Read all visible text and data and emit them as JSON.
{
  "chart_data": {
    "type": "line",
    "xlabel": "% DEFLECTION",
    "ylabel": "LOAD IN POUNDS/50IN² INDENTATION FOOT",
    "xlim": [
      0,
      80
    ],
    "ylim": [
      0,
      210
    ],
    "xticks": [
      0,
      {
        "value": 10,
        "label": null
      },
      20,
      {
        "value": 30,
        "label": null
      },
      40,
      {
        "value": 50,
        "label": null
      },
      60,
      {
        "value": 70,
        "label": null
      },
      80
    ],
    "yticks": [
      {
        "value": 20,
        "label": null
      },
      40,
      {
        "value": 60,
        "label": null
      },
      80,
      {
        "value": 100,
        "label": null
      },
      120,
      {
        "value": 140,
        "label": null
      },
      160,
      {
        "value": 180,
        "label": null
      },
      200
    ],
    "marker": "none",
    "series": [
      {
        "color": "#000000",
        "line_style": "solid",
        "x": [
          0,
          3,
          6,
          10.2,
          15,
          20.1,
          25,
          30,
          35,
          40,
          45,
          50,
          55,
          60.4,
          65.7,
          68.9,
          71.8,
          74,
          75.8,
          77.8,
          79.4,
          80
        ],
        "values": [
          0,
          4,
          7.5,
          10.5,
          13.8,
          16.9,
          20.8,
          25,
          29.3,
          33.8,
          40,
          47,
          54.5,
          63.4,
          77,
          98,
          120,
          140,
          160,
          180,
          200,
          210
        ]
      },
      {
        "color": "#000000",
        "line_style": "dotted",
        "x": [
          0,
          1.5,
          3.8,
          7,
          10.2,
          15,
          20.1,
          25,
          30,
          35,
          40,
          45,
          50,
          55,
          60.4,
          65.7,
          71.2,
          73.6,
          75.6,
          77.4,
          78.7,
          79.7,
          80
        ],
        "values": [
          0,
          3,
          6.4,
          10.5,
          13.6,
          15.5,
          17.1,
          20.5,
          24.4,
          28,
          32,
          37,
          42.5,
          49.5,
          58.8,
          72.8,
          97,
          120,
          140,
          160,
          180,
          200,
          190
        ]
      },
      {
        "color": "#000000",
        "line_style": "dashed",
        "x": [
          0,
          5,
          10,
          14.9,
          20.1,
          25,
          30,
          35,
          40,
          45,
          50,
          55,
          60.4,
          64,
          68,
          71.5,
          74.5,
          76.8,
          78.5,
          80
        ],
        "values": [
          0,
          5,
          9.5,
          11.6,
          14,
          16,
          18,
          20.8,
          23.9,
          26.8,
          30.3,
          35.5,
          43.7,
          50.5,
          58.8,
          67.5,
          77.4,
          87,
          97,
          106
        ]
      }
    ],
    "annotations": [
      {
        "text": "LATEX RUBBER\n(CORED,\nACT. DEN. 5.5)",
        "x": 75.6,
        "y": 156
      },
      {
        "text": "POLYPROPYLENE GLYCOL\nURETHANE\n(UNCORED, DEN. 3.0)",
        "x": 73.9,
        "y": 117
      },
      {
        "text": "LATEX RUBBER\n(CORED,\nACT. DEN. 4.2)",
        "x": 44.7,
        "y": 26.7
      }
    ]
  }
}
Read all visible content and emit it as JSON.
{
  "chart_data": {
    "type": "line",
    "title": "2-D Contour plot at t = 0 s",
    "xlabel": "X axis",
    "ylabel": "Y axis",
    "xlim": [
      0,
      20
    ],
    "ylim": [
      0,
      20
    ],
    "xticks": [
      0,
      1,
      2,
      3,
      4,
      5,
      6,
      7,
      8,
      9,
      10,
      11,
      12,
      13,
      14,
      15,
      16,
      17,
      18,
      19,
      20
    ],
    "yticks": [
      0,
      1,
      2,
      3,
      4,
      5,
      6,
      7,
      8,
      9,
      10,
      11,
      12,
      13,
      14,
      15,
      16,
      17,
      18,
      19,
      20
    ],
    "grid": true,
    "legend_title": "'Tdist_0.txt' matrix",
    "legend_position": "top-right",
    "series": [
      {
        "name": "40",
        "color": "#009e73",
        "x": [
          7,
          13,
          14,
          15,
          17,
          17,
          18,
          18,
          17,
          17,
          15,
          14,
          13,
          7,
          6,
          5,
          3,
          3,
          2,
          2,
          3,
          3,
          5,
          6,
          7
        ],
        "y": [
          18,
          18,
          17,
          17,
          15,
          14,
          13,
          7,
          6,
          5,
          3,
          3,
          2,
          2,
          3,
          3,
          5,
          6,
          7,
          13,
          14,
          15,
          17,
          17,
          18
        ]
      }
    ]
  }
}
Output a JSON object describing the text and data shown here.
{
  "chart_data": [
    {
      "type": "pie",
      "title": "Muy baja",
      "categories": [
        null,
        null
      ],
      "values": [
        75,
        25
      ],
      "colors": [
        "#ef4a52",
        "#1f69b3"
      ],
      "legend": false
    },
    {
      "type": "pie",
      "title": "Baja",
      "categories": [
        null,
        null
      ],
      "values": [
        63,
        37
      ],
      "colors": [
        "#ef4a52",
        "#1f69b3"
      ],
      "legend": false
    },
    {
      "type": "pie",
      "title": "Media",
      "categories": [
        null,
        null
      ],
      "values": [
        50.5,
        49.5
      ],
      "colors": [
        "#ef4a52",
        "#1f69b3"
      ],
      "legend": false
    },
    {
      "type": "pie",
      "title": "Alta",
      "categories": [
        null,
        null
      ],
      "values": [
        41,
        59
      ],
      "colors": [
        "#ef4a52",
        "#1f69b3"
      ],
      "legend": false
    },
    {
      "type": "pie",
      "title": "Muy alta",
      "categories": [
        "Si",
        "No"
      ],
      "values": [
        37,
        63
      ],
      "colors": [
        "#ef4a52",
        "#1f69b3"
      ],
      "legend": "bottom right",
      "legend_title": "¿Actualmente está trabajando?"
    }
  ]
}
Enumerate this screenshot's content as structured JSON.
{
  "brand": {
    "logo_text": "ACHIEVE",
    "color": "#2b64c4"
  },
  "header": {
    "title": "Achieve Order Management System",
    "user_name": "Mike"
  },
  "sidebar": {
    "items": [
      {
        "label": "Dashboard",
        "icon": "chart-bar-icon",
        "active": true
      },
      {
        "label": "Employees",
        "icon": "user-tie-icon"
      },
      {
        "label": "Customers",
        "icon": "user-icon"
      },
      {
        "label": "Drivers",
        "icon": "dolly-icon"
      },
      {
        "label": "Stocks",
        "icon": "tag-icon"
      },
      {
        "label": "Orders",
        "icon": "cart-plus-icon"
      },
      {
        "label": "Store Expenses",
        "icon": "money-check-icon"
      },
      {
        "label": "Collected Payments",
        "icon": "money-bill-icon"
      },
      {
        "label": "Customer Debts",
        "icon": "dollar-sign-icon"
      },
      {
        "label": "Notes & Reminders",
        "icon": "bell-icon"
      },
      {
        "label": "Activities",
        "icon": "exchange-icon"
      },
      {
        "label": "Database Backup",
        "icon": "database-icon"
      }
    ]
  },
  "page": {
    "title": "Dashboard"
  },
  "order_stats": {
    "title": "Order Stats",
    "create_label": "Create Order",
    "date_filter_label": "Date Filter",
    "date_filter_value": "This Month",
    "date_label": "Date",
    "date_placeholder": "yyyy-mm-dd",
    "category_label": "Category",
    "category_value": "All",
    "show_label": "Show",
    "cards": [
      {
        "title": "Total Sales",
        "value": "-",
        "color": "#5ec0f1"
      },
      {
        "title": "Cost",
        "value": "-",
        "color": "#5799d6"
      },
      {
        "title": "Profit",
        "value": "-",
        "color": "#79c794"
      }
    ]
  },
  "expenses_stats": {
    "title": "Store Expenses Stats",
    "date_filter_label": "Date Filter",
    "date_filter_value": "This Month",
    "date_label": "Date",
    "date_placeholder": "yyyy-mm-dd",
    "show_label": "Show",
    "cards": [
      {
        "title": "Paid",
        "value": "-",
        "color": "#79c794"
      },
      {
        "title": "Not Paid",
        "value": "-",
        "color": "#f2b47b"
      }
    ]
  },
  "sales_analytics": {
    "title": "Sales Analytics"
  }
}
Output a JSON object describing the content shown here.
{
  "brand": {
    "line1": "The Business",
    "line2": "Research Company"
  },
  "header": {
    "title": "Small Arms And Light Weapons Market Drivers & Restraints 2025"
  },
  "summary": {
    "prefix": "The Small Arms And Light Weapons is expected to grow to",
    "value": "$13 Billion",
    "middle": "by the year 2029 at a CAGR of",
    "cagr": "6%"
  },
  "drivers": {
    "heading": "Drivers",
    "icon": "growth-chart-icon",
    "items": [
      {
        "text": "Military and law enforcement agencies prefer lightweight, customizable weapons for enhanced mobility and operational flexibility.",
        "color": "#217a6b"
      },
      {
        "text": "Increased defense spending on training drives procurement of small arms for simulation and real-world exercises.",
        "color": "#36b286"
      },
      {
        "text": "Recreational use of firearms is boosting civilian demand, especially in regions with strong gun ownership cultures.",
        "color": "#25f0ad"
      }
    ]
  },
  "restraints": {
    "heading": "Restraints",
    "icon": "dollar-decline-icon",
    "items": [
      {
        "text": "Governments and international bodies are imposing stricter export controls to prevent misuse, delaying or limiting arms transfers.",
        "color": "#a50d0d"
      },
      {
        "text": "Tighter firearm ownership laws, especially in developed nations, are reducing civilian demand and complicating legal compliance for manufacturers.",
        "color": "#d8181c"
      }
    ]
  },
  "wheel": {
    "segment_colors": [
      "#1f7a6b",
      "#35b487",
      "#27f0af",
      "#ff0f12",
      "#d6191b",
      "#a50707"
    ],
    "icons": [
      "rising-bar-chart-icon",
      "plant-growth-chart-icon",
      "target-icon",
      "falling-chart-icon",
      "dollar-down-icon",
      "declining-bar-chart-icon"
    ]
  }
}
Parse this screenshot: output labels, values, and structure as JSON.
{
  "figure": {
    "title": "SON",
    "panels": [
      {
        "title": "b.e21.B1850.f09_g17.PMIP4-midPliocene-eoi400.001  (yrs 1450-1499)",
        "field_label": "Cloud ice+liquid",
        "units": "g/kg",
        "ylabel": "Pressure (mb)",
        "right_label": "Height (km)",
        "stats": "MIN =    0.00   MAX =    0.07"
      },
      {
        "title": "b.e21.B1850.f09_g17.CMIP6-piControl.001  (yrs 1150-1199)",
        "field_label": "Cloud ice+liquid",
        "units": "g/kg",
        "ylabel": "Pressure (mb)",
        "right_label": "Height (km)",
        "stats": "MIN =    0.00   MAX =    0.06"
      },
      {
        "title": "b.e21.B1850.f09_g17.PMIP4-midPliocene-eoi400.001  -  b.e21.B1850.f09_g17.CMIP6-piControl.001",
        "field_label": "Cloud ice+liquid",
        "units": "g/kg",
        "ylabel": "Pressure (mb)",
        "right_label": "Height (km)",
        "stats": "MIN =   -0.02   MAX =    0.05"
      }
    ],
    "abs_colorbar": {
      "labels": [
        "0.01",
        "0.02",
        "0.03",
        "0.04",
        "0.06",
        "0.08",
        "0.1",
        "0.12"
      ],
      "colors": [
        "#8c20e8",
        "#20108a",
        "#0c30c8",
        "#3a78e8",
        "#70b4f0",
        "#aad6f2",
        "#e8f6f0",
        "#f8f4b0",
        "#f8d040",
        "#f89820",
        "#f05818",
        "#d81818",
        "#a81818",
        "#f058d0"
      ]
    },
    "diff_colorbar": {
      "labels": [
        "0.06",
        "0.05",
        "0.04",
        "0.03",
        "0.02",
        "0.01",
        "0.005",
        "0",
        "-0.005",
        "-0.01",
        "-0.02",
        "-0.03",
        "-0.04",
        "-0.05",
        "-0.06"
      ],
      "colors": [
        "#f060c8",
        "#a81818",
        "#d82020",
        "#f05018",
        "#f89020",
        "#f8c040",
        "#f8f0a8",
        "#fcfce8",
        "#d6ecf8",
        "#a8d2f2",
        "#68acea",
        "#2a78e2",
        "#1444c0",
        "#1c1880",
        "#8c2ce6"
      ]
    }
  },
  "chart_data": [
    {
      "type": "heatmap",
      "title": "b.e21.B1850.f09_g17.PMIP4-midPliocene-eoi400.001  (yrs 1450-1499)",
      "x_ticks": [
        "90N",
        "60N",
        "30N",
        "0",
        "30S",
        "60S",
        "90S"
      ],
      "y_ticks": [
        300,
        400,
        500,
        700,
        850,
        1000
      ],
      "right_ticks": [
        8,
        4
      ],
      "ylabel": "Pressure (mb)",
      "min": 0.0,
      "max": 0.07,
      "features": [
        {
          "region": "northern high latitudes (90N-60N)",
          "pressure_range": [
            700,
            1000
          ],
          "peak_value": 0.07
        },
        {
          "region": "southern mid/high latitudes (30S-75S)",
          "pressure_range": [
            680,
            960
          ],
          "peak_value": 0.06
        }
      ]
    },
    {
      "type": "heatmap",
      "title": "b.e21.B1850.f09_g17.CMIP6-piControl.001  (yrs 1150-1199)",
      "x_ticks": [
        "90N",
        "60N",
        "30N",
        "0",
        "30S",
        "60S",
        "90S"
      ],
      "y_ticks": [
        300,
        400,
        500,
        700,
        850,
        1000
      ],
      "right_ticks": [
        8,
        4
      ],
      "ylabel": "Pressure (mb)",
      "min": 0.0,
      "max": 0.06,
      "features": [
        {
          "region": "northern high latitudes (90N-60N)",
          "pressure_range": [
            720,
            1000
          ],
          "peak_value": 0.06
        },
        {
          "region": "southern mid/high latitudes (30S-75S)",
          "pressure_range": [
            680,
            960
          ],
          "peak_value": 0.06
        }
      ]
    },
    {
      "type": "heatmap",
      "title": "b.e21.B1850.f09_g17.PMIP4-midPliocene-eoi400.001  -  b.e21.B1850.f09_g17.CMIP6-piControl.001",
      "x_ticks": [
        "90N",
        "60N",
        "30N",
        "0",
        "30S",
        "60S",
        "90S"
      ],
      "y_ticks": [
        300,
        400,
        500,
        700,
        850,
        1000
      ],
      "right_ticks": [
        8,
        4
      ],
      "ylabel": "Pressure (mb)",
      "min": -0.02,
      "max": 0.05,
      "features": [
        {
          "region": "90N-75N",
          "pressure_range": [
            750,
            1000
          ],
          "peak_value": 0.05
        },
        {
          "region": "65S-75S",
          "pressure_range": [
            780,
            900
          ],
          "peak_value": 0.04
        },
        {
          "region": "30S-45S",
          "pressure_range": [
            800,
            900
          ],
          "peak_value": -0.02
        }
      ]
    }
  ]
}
───
**Your task**
Out of the material above, gather each line where "Read" appears.

**Answer to this problem**
Read all visible text and data and emit them as JSON.
Read all visible content and emit it as JSON.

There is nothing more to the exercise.